**EXERCISE TASK:** Make an exact copy of the entries, and keep any pictures out of it.

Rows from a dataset
----------------

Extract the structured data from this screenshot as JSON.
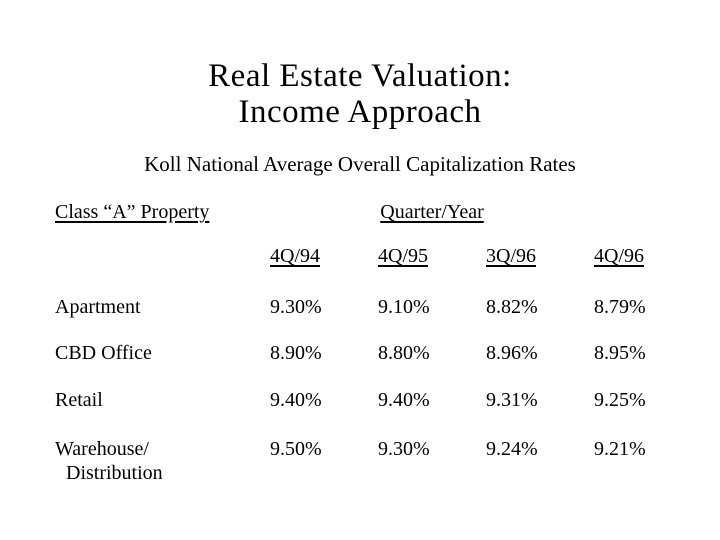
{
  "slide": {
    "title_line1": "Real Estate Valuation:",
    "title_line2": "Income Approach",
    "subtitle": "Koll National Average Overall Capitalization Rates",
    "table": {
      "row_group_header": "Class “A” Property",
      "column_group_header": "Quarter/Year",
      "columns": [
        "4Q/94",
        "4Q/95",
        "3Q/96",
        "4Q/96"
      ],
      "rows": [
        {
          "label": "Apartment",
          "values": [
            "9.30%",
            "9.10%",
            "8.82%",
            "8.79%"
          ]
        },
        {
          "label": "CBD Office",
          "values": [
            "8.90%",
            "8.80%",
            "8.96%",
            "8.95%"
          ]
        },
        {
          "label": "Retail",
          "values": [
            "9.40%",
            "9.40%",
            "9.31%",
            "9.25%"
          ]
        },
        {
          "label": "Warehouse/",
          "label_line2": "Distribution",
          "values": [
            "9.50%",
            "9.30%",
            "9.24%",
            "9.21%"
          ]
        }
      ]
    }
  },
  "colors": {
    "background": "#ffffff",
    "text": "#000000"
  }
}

----------------

**SOLUTION:**
Extract the structured data from this screenshot as JSON.
{
  "slide": {
    "title_line1": "Real Estate Valuation:",
    "title_line2": "Income Approach",
    "subtitle": "Koll National Average Overall Capitalization Rates",
    "table": {
      "row_group_header": "Class “A” Property",
      "column_group_header": "Quarter/Year",
      "columns": [
        "4Q/94",
        "4Q/95",
        "3Q/96",
        "4Q/96"
      ],
      "rows": [
        {
          "label": "Apartment",
          "values": [
            "9.30%",
            "9.10%",
            "8.82%",
            "8.79%"
          ]
        },
        {
          "label": "CBD Office",
          "values": [
            "8.90%",
            "8.80%",
            "8.96%",
            "8.95%"
          ]
        },
        {
          "label": "Retail",
          "values": [
            "9.40%",
            "9.40%",
            "9.31%",
            "9.25%"
          ]
        },
        {
          "label": "Warehouse/",
          "label_line2": "Distribution",
          "values": [
            "9.50%",
            "9.30%",
            "9.24%",
            "9.21%"
          ]
        }
      ]
    }
  },
  "colors": {
    "background": "#ffffff",
    "text": "#000000"
  }
}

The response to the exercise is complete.